### Entries taken from a collection
+ + + + +
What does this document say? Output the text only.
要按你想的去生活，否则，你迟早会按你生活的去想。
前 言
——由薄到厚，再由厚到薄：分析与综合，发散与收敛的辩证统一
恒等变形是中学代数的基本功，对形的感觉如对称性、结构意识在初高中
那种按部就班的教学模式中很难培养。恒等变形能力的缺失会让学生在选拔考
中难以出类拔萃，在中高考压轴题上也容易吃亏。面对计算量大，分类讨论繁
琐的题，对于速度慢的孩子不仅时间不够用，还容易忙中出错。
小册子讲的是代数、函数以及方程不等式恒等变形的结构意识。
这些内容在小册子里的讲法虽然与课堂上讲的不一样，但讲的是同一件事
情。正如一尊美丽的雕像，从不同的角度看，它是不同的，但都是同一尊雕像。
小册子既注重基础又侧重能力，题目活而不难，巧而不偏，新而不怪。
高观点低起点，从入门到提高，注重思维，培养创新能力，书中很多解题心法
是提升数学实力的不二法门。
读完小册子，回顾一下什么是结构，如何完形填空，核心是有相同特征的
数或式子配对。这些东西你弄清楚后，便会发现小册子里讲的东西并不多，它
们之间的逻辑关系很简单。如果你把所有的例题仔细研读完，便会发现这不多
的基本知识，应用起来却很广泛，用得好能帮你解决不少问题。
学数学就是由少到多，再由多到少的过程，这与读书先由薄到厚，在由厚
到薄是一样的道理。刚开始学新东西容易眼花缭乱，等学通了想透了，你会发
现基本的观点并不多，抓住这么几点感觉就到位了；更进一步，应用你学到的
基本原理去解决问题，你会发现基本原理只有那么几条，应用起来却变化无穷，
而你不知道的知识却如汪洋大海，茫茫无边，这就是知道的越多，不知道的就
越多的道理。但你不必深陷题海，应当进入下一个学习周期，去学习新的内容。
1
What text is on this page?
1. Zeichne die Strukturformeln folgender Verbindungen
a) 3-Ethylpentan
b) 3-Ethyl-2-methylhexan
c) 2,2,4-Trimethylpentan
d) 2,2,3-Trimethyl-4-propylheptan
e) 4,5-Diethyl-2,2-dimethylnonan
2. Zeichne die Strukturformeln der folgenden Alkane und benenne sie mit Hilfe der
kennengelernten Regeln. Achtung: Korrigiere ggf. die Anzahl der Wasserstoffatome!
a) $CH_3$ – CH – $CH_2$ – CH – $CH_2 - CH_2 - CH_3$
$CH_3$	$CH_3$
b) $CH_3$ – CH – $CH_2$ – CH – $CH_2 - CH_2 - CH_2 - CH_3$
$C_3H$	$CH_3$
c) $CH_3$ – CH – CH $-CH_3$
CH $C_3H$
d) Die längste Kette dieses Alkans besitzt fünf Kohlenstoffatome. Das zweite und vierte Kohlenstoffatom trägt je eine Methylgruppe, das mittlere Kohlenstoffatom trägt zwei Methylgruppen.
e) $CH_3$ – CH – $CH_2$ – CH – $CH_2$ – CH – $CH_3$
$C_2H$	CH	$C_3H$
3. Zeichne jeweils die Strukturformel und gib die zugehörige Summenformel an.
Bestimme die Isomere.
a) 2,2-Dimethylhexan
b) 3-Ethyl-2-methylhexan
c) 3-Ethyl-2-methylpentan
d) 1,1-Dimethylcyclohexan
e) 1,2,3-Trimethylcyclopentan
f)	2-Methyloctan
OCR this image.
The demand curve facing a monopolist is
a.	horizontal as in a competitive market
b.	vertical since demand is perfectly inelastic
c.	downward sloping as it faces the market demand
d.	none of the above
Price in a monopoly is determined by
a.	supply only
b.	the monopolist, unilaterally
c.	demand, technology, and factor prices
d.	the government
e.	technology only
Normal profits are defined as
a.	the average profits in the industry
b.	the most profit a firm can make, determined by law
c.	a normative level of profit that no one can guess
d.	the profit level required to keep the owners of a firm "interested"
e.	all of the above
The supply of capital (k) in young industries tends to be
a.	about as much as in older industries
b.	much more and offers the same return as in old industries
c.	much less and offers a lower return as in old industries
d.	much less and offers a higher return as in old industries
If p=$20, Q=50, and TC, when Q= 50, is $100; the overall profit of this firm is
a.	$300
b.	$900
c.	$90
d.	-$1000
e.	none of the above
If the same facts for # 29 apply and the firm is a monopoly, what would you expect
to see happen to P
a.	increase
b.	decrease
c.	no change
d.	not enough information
+ + + + +
### YOUR GOAL
Output nothing but the number of lines in the data containing the string "industries".

### RESPONSE TO THE EXERCISE
5